(Saved entries)
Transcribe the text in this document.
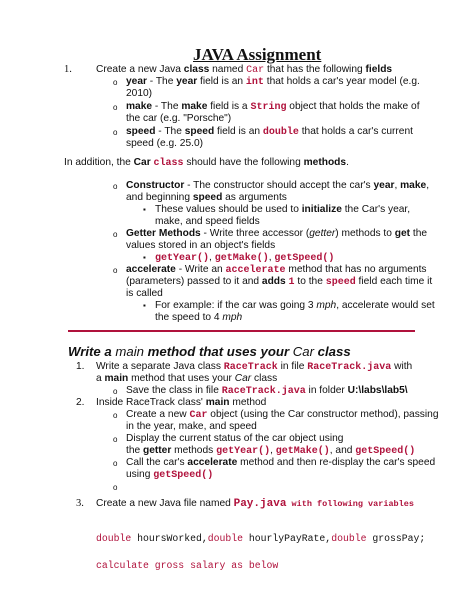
JAVA Assignment
1. Create a new Java class named Car that has the following fields
o year - The year field is an int that holds a car's year model (e.g.
2010)
o make - The make field is a String object that holds the make of
the car (e.g. "Porsche")
o speed - The speed field is an double that holds a car's current
speed (e.g. 25.0)
In addition, the Car class should have the following methods.
o Constructor - The constructor should accept the car's year, make,
and beginning speed as arguments
▪ These values should be used to initialize the Car's year,
make, and speed fields
o Getter Methods - Write three accessor (getter) methods to get the
values stored in an object's fields
▪ getYear(), getMake(), getSpeed()
o accelerate - Write an accelerate method that has no arguments
(parameters) passed to it and adds 1 to the speed field each time it
is called
▪ For example: if the car was going 3 mph, accelerate would set
the speed to 4 mph
Write a main method that uses your Car class
1. Write a separate Java class RaceTrack in file RaceTrack.java with
a main method that uses your Car class
o Save the class in file RaceTrack.java in folder U:\labs\lab5\
2. Inside RaceTrack class' main method
o Create a new Car object (using the Car constructor method), passing
in the year, make, and speed
o Display the current status of the car object using
the getter methods getYear(), getMake(), and getSpeed()
o Call the car's accelerate method and then re-display the car's speed
using getSpeed()
o
3. Create a new Java file named Pay.java with following variables
double hoursWorked,double hourlyPayRate,double grossPay;
calculate gross salary as below
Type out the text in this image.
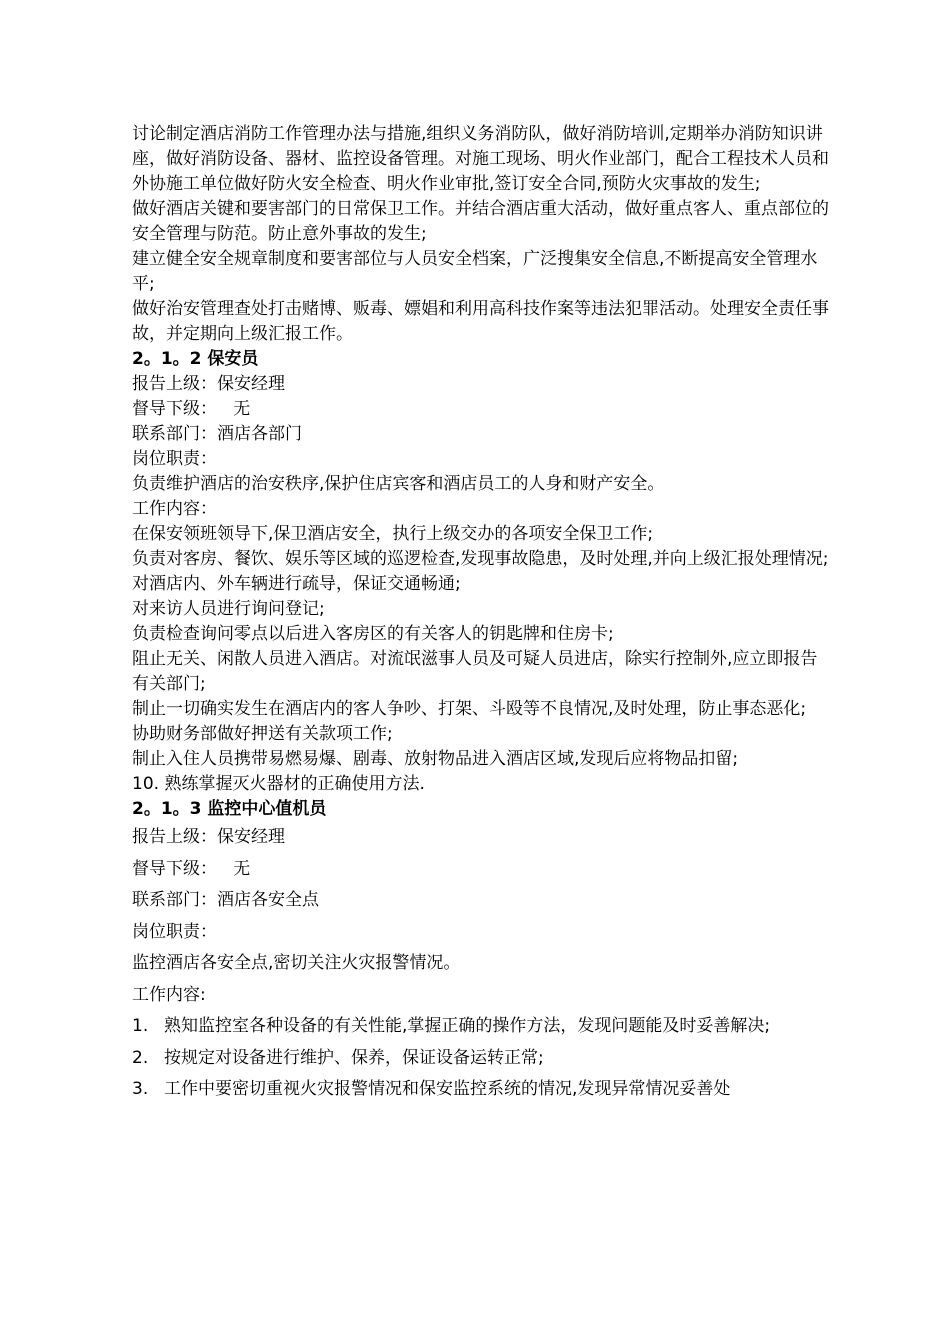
讨论制定酒店消防工作管理办法与措施,组织义务消防队，做好消防培训,定期举办消防知识讲座，做好消防设备、器材、监控设备管理。对施工现场、明火作业部门，配合工程技术人员和外协施工单位做好防火安全检查、明火作业审批,签订安全合同,预防火灾事故的发生;

做好酒店关键和要害部门的日常保卫工作。并结合酒店重大活动，做好重点客人、重点部位的安全管理与防范。防止意外事故的发生;

建立健全安全规章制度和要害部位与人员安全档案，广泛搜集安全信息,不断提高安全管理水平;

做好治安管理查处打击赌博、贩毒、嫖娼和利用高科技作案等违法犯罪活动。处理安全责任事故，并定期向上级汇报工作。

2。1。2 保安员

报告上级：保安经理

督导下级：   无

联系部门：酒店各部门

岗位职责：

负责维护酒店的治安秩序,保护住店宾客和酒店员工的人身和财产安全。

工作内容：

在保安领班领导下,保卫酒店安全，执行上级交办的各项安全保卫工作;

负责对客房、餐饮、娱乐等区域的巡逻检查,发现事故隐患，及时处理,并向上级汇报处理情况;

对酒店内、外车辆进行疏导，保证交通畅通;

对来访人员进行询问登记;

负责检查询问零点以后进入客房区的有关客人的钥匙牌和住房卡;

阻止无关、闲散人员进入酒店。对流氓滋事人员及可疑人员进店，除实行控制外,应立即报告有关部门;

制止一切确实发生在酒店内的客人争吵、打架、斗殴等不良情况,及时处理，防止事态恶化;

协助财务部做好押送有关款项工作;

制止入住人员携带易燃易爆、剧毒、放射物品进入酒店区域,发现后应将物品扣留;

10. 熟练掌握灭火器材的正确使用方法.

2。1。3 监控中心值机员

报告上级：保安经理

督导下级：   无

联系部门：酒店各安全点

岗位职责：

监控酒店各安全点,密切关注火灾报警情况。

工作内容:

1. 熟知监控室各种设备的有关性能,掌握正确的操作方法，发现问题能及时妥善解决;
2. 按规定对设备进行维护、保养，保证设备运转正常;
3. 工作中要密切重视火灾报警情况和保安监控系统的情况,发现异常情况妥善处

GOAL -
Return each line that includes "getMake".

RESPONSE FOR THIS EXERCISE -
▪ getYear(), getMake(), getSpeed()
the getter methods getYear(), getMake(), and getSpeed()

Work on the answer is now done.